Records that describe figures

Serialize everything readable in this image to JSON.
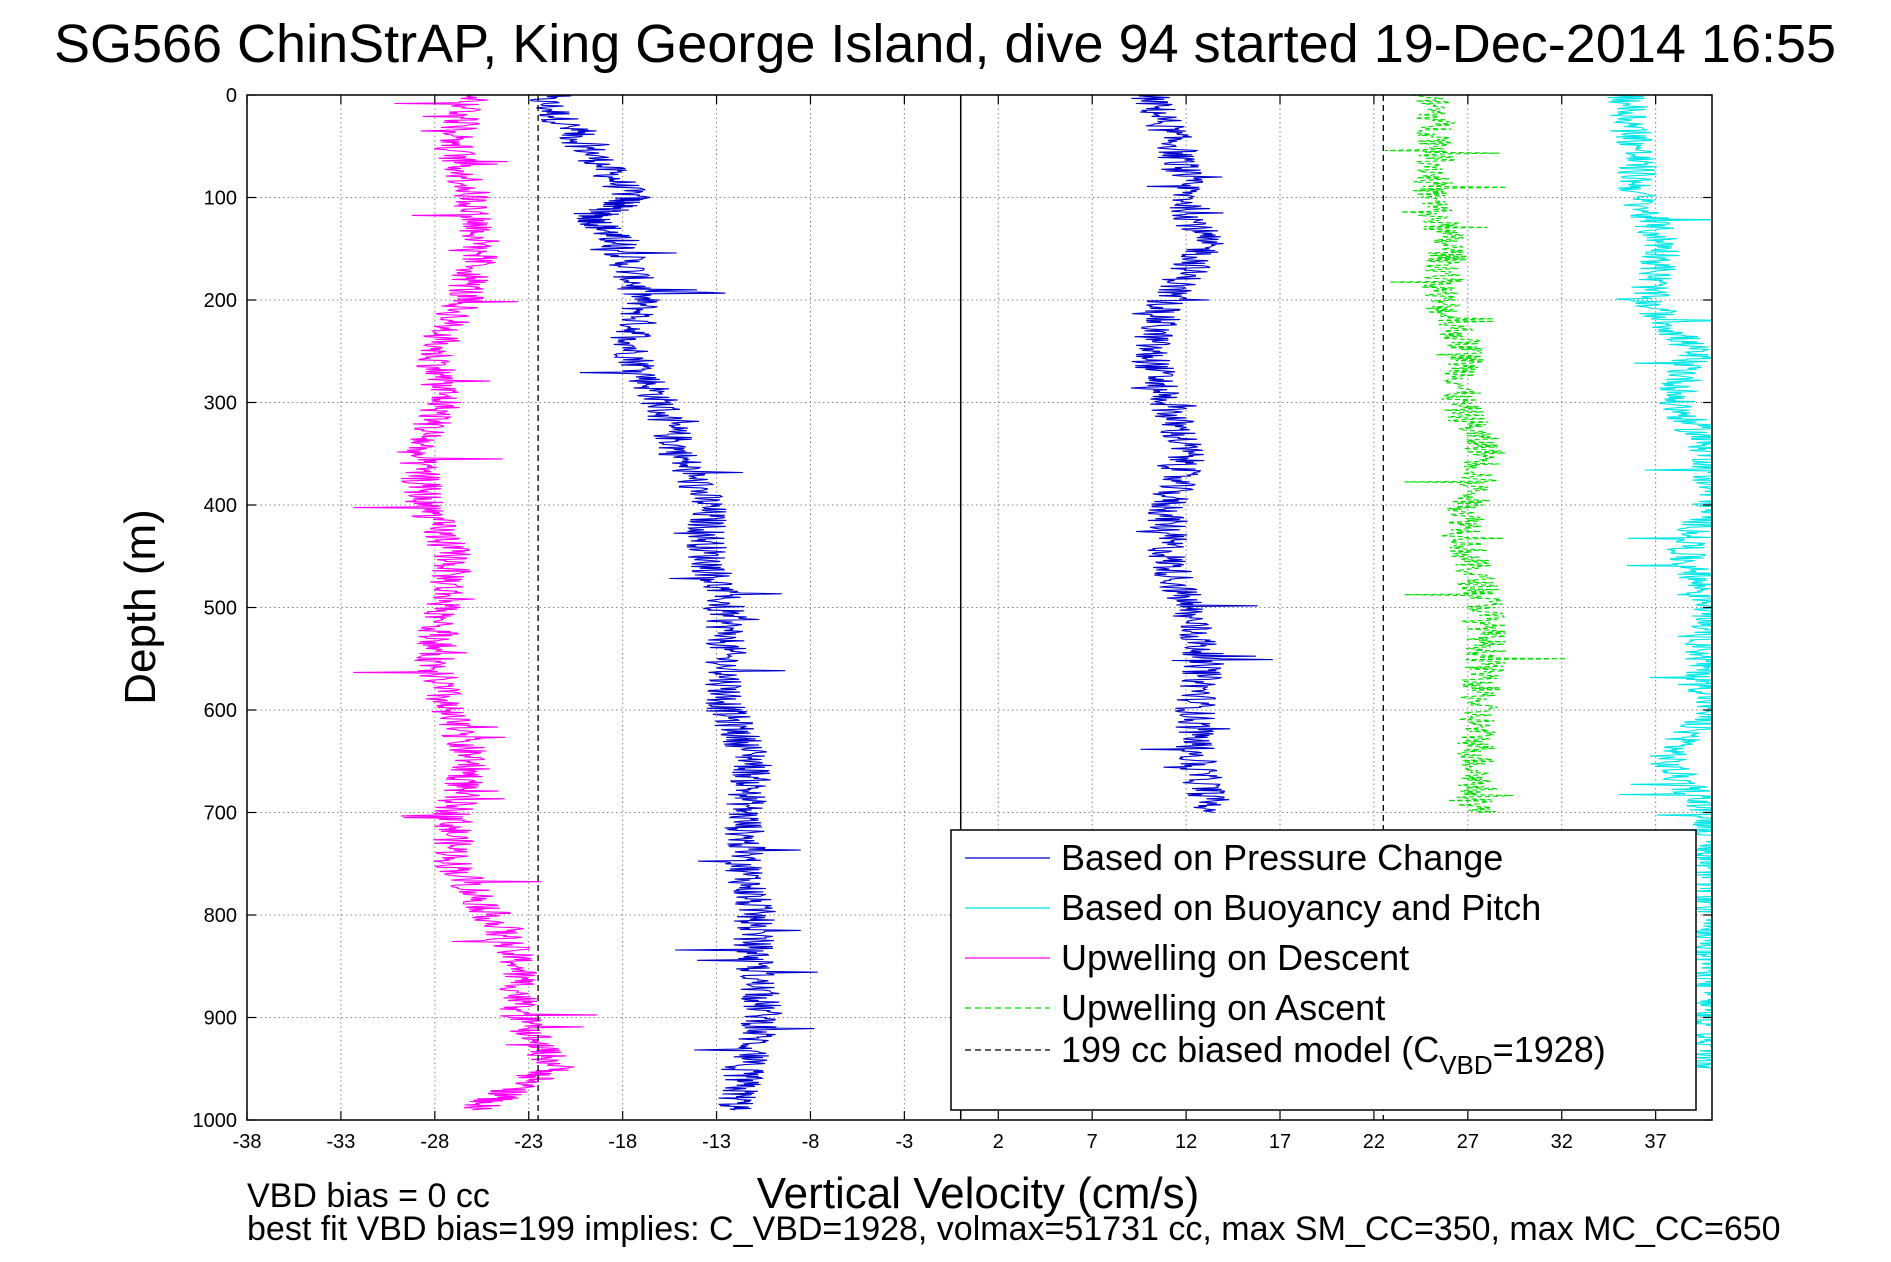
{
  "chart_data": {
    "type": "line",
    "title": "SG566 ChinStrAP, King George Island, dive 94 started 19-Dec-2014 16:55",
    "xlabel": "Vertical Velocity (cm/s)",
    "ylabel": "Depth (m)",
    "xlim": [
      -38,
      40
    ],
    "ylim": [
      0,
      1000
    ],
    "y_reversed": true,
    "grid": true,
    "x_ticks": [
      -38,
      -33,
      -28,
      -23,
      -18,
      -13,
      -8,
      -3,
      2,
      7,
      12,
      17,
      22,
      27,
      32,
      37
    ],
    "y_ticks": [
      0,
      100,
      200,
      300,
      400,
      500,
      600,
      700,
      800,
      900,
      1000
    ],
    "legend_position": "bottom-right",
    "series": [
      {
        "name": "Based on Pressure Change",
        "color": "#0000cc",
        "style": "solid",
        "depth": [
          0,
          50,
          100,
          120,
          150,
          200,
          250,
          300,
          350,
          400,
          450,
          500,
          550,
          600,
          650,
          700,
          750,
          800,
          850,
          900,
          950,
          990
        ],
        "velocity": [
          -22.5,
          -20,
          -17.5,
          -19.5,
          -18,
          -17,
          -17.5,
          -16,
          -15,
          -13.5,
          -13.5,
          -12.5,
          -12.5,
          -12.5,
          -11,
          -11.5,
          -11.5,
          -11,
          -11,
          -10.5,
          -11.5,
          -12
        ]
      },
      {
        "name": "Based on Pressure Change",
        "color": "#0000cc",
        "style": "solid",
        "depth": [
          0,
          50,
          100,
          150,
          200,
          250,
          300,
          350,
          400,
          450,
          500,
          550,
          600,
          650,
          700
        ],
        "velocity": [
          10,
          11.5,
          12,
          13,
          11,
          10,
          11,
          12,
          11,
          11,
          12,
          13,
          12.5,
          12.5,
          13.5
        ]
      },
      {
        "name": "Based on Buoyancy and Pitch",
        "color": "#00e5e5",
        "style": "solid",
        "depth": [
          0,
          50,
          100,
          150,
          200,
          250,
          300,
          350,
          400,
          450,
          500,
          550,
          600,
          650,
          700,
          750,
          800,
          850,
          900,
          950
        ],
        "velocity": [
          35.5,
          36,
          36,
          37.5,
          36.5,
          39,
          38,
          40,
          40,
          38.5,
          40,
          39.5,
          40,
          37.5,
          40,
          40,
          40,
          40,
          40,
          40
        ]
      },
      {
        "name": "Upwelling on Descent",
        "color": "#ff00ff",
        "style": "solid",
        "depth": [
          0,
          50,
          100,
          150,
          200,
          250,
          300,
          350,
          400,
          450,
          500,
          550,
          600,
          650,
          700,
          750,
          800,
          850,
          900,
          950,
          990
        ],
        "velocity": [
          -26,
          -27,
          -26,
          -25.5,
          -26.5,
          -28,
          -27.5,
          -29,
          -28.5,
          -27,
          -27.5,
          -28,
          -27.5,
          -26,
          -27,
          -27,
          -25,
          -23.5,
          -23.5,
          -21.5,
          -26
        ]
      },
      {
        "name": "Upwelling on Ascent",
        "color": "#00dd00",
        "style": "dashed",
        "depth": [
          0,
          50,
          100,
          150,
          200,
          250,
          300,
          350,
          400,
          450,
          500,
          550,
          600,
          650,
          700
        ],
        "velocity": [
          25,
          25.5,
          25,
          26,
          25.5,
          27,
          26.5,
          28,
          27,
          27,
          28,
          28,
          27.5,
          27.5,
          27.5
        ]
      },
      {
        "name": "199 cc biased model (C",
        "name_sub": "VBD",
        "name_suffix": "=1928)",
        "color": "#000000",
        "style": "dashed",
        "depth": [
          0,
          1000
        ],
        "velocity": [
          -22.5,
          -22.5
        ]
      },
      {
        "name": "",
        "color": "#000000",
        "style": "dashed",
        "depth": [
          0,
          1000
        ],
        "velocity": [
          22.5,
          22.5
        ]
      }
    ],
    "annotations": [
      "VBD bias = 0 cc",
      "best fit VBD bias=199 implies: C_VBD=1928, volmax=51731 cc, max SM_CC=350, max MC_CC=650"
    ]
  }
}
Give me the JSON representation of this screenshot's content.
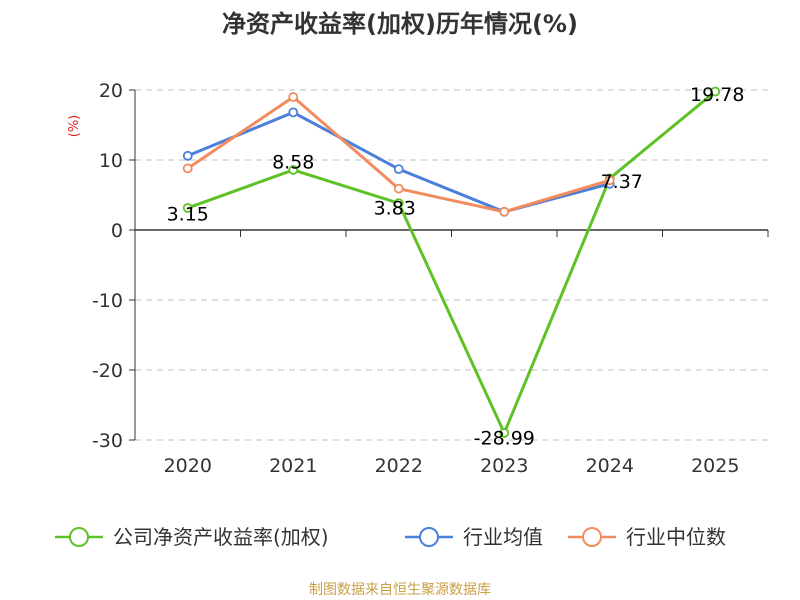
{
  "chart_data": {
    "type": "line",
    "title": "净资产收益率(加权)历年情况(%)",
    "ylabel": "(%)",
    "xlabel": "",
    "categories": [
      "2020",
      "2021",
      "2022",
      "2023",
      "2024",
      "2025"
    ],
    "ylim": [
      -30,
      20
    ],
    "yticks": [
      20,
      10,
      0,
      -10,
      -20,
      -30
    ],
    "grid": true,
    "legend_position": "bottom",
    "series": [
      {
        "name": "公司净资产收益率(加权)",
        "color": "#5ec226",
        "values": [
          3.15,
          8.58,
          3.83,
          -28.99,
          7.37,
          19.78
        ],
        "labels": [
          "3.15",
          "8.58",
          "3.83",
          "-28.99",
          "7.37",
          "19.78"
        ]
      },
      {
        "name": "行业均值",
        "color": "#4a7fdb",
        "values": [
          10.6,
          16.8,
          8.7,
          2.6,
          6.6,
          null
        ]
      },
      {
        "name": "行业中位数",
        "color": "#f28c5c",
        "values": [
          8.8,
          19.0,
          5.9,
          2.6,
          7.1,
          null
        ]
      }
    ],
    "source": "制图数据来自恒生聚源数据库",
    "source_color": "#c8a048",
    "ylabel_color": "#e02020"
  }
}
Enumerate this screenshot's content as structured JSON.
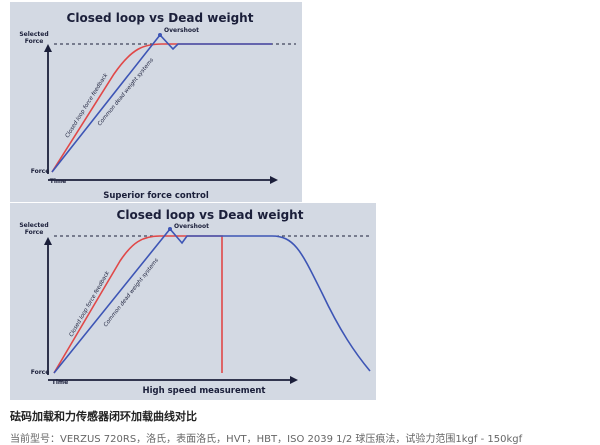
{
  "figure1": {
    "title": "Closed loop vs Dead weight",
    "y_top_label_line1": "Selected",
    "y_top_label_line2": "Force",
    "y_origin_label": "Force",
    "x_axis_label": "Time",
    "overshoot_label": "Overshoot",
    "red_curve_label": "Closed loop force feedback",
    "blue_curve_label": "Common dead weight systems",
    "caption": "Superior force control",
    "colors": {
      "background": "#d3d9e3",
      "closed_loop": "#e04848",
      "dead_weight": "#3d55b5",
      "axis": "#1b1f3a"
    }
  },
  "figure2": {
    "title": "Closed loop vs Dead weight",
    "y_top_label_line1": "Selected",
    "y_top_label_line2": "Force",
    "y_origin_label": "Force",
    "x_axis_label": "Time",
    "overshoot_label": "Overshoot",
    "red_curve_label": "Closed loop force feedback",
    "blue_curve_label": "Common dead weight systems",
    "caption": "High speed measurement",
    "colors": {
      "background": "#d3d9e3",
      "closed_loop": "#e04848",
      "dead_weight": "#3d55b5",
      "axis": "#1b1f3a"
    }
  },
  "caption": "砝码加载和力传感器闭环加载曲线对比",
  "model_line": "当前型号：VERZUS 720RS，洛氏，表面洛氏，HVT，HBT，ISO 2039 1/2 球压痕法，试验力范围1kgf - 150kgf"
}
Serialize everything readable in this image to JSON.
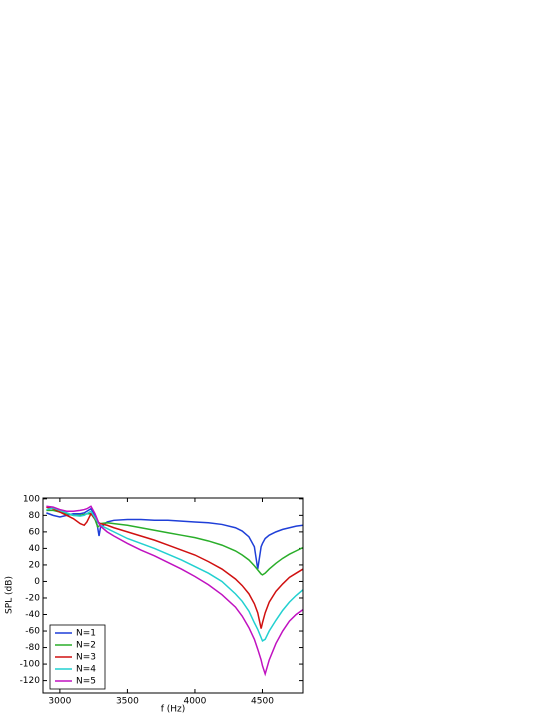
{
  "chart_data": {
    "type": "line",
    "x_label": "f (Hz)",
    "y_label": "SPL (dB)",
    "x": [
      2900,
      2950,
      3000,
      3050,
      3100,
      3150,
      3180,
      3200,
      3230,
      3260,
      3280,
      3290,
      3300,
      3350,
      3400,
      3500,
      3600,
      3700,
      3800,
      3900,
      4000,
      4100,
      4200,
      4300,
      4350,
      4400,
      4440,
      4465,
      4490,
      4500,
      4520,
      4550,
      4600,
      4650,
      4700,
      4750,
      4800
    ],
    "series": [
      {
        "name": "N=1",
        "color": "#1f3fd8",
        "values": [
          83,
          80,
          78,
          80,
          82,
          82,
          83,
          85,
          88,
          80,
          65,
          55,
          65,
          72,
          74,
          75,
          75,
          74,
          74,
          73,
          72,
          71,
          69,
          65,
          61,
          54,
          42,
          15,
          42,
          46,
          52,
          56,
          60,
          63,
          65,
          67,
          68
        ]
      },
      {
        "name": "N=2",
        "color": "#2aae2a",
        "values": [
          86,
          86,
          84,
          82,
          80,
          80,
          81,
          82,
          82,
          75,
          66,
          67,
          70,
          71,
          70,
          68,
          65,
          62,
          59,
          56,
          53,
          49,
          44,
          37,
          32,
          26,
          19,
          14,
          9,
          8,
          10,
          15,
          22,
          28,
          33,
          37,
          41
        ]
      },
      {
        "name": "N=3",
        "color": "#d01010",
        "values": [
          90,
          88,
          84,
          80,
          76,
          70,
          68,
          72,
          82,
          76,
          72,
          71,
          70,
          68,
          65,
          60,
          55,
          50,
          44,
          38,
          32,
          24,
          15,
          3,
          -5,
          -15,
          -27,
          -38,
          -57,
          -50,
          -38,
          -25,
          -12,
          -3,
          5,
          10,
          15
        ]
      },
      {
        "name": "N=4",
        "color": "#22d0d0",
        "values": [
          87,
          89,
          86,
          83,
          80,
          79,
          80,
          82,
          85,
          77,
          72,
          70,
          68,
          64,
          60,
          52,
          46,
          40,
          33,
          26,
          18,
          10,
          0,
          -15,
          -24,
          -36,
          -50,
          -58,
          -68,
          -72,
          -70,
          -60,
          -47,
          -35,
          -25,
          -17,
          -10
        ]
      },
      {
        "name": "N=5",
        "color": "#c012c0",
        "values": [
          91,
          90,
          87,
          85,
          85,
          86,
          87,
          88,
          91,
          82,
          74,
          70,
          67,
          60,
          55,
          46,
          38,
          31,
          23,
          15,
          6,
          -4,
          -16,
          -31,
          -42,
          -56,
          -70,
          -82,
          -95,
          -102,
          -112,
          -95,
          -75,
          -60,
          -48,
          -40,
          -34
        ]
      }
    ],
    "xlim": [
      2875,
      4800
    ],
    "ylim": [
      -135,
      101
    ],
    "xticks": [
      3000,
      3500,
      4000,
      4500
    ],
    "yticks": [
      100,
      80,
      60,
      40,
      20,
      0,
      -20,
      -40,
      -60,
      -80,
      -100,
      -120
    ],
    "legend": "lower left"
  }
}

# [WHAT IS EXPECTED]
Wherever a line in the data above holds "bottom", copy that line.

# [ANSWER BELOW]
    "legend_position": "bottom-right",
    "legend_position": "bottom",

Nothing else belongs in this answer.